--- Task to complete ---
How many lines of these entries hold the string "утверждении"? Reply with the number alone.

'''

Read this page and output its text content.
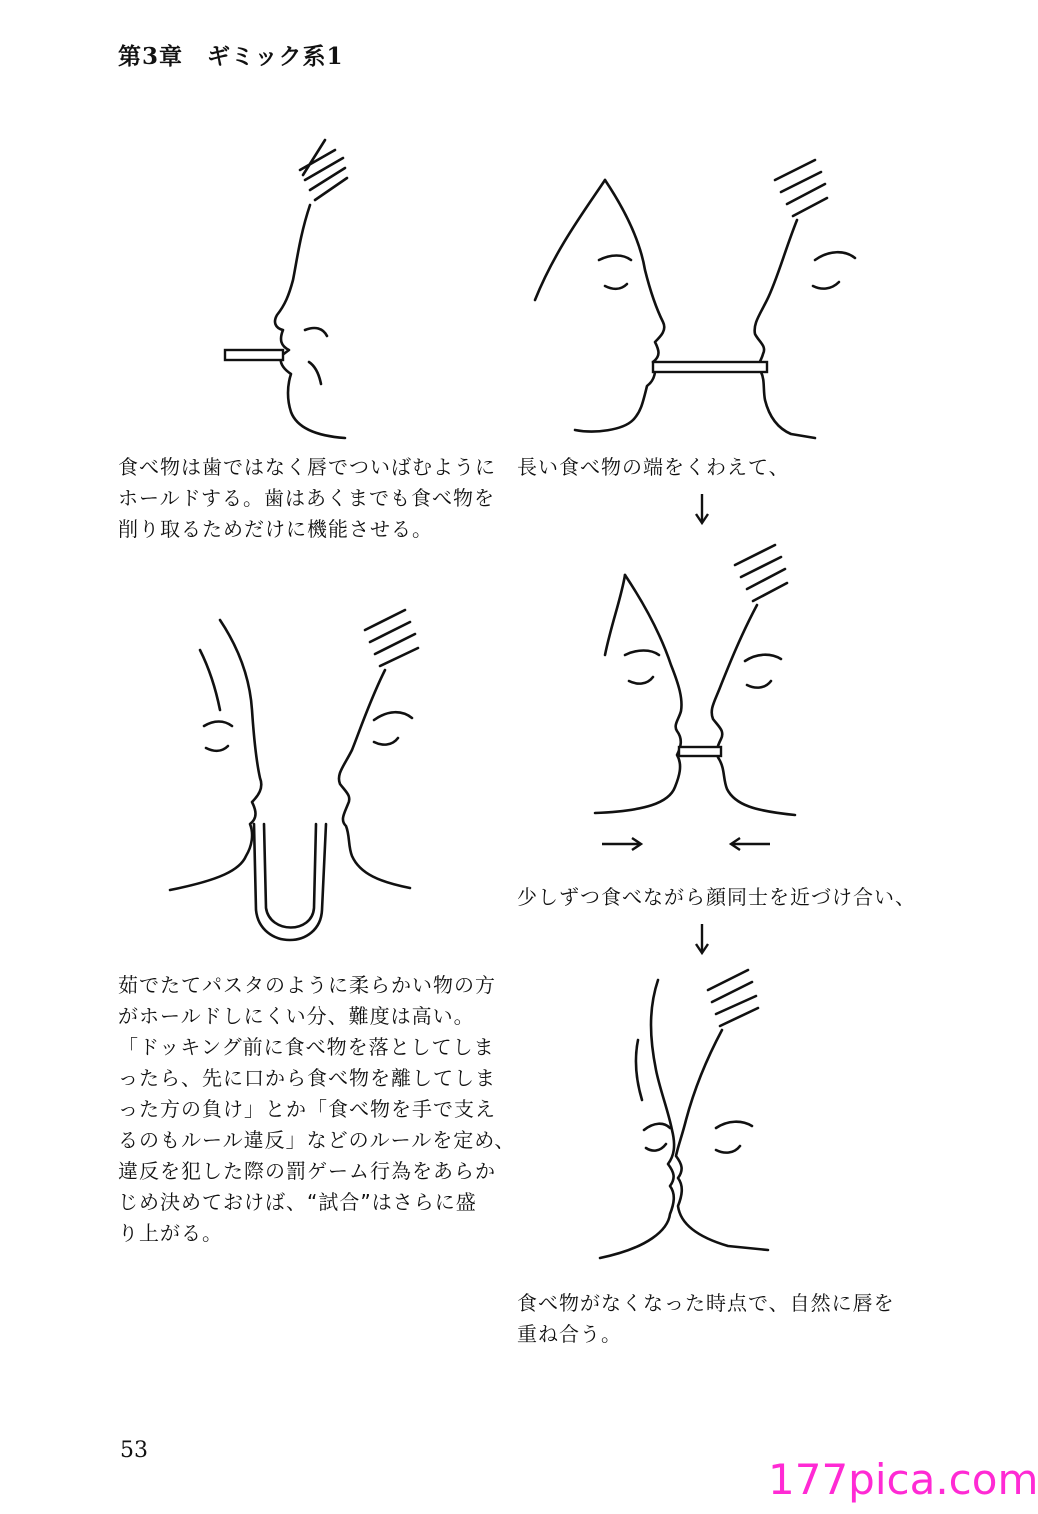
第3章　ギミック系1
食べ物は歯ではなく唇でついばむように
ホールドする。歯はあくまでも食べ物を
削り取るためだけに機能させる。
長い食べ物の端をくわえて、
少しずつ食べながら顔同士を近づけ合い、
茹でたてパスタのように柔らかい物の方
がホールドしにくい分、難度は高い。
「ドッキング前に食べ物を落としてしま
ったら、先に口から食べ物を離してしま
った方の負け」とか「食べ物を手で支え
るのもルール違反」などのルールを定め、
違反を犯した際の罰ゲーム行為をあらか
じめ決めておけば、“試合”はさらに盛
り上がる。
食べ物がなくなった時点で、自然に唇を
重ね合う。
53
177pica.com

'''
'''

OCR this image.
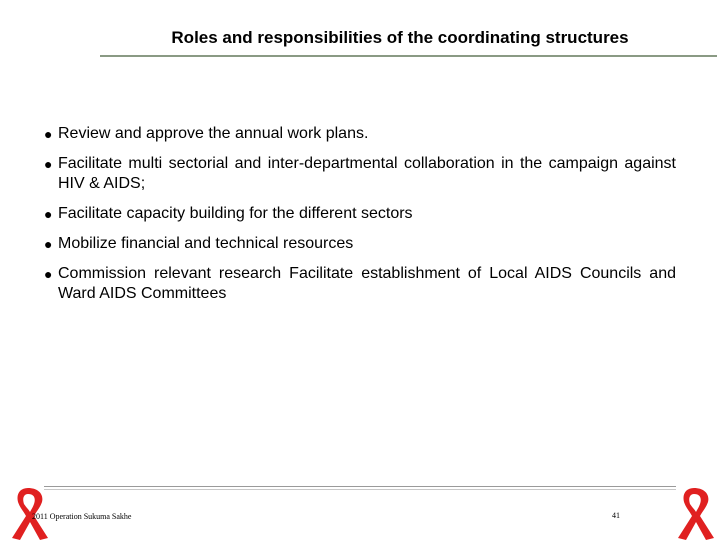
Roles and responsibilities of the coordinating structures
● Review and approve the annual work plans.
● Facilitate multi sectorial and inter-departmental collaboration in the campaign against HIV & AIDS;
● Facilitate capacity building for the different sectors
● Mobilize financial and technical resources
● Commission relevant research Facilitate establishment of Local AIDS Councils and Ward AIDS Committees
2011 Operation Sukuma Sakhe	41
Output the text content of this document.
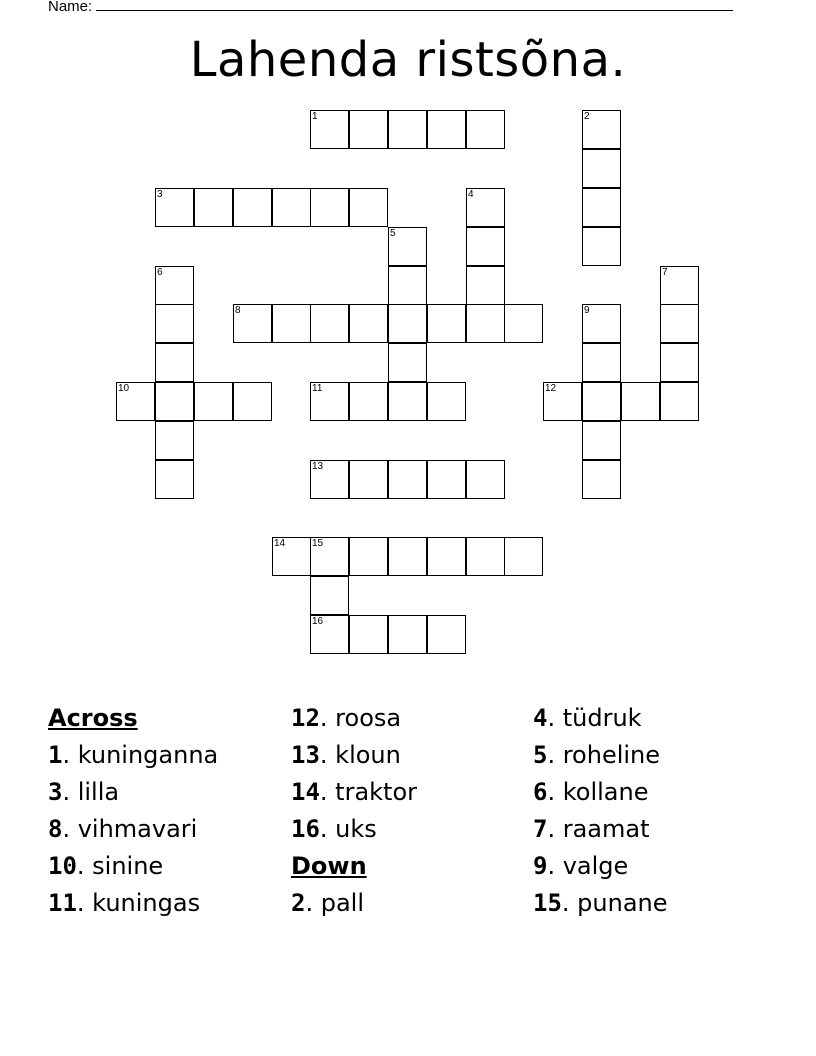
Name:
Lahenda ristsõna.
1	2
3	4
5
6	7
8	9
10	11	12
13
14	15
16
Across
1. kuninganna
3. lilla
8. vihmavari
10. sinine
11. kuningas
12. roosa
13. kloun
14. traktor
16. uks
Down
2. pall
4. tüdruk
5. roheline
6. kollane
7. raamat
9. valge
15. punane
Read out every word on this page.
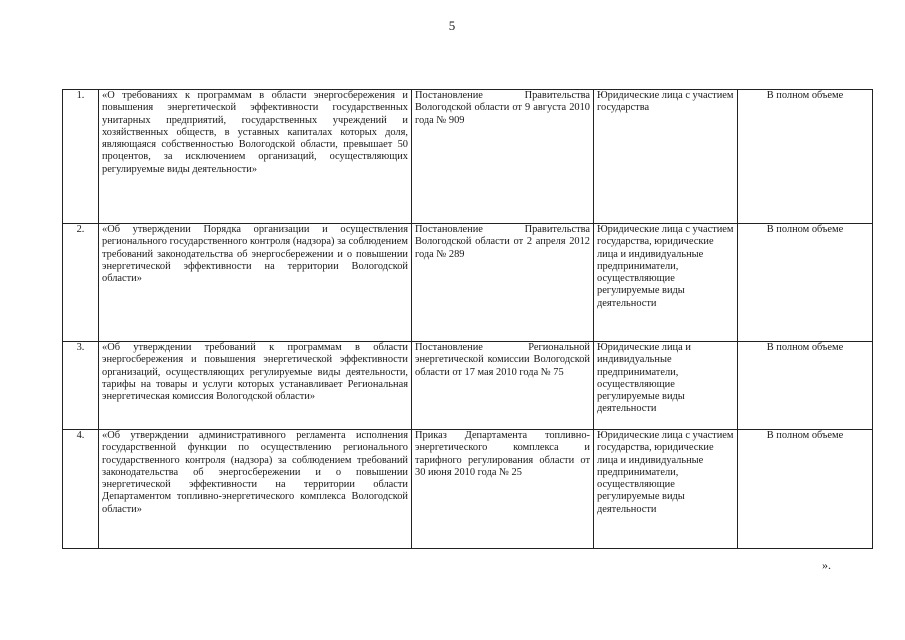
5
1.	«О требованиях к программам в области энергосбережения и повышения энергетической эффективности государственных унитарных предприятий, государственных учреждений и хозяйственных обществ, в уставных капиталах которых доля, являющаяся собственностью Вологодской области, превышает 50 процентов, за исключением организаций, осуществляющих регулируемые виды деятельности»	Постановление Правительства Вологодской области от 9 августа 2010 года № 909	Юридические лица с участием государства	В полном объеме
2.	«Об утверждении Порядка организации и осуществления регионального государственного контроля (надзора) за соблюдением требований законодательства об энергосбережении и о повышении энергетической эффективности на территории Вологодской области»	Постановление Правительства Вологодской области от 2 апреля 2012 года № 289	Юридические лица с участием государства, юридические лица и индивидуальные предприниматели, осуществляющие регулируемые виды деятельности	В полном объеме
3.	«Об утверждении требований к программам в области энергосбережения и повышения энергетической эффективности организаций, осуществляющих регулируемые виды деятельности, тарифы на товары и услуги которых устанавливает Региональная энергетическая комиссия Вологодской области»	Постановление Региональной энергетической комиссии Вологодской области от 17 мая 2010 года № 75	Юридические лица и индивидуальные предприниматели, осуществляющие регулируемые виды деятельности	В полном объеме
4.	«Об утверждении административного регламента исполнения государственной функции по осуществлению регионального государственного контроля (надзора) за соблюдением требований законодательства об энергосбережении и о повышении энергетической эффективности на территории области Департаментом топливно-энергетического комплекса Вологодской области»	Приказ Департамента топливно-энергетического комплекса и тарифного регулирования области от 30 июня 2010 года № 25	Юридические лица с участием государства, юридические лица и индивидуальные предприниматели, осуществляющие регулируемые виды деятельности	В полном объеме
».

'''
'''

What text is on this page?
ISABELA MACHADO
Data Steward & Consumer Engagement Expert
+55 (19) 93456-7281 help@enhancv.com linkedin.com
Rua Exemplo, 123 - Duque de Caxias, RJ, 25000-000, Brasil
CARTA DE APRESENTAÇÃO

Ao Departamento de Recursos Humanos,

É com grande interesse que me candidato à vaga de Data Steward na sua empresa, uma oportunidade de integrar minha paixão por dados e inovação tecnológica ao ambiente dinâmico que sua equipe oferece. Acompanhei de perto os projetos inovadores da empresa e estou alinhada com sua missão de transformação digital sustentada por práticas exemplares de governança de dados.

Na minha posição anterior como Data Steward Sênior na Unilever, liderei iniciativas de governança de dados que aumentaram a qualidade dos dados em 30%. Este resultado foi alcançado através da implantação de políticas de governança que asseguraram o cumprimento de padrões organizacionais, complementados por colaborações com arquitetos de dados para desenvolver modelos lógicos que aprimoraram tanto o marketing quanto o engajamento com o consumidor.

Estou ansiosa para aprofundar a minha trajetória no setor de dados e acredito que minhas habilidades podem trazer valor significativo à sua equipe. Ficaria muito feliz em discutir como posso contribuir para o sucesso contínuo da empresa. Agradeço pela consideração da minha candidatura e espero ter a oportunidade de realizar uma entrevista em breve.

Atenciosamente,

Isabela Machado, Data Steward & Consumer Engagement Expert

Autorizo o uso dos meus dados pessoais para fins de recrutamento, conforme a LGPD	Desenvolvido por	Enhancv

'''

--- Task result ---
3